◆ **Problem**
Locate each line containing the string "document" and copy it out.

◆ **Data rows**
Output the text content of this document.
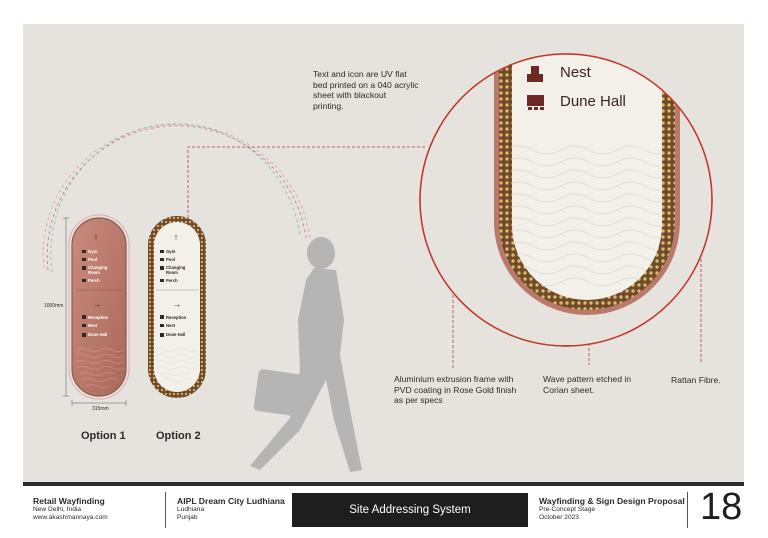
↑
→
↑
→
Gym
Pool
Changing
Room
Perch
Reception
Nest
Dune Hall
Gym
Pool
Changing
Room
Perch
Reception
Nest
Dune Hall
Nest
Dune Hall
1000mm
315mm
Option 1	Option 2
Text and icon are UV flat
bed printed on a 040 acrylic
sheet with blackout
printing.
Aluminium extrusion frame with
PVD coating in Rose Gold finish
as per specs
Wave pattern etched in
Corian sheet.
Rattan Fibre.
Retail Wayfinding
New Delhi, India
www.akashmannaya.com
AIPL Dream City Ludhiana
Ludhiana
Punjab
Site Addressing System
Wayfinding & Sign Design Proposal
Pre-Concept Stage
October 2023	18
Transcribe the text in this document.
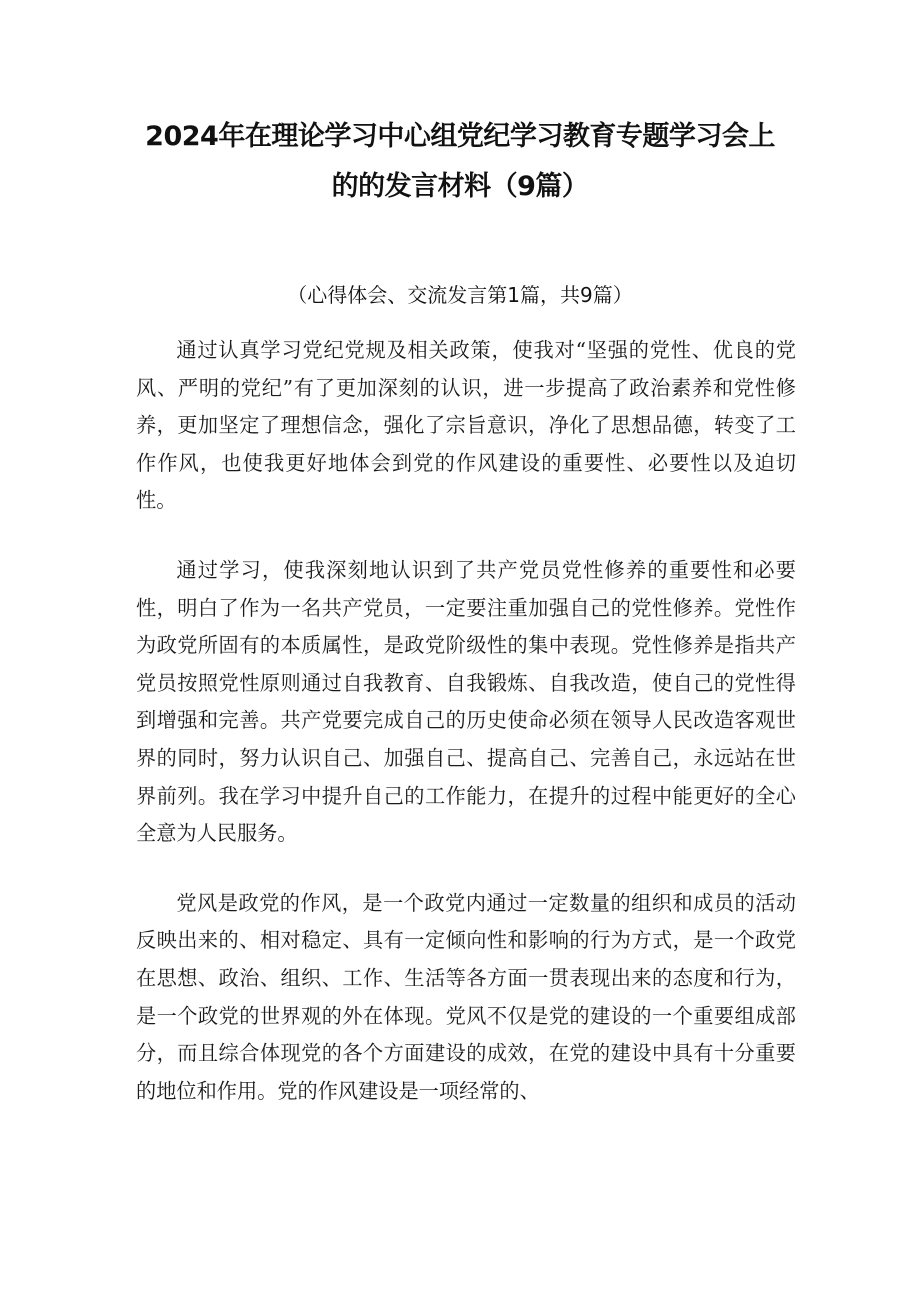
2024年在理论学习中心组党纪学习教育专题学习会上
的的发言材料（9篇）
（心得体会、交流发言第1篇，共9篇）

通过认真学习党纪党规及相关政策，使我对“坚强的党性、优良的党风、严明的党纪”有了更加深刻的认识，进一步提高了政治素养和党性修养，更加坚定了理想信念，强化了宗旨意识，净化了思想品德，转变了工作作风，也使我更好地体会到党的作风建设的重要性、必要性以及迫切性。

通过学习，使我深刻地认识到了共产党员党性修养的重要性和必要性，明白了作为一名共产党员，一定要注重加强自己的党性修养。党性作为政党所固有的本质属性，是政党阶级性的集中表现。党性修养是指共产党员按照党性原则通过自我教育、自我锻炼、自我改造，使自己的党性得到增强和完善。共产党要完成自己的历史使命必须在领导人民改造客观世界的同时，努力认识自己、加强自己、提高自己、完善自己，永远站在世界前列。我在学习中提升自己的工作能力，在提升的过程中能更好的全心全意为人民服务。

党风是政党的作风，是一个政党内通过一定数量的组织和成员的活动反映出来的、相对稳定、具有一定倾向性和影响的行为方式，是一个政党在思想、政治、组织、工作、生活等各方面一贯表现出来的态度和行为，是一个政党的世界观的外在体现。党风不仅是党的建设的一个重要组成部分，而且综合体现党的各个方面建设的成效，在党的建设中具有十分重要的地位和作用。党的作风建设是一项经常的、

◆ **Solution to this problem**
Output the text content of this document.
Transcribe the text in this document.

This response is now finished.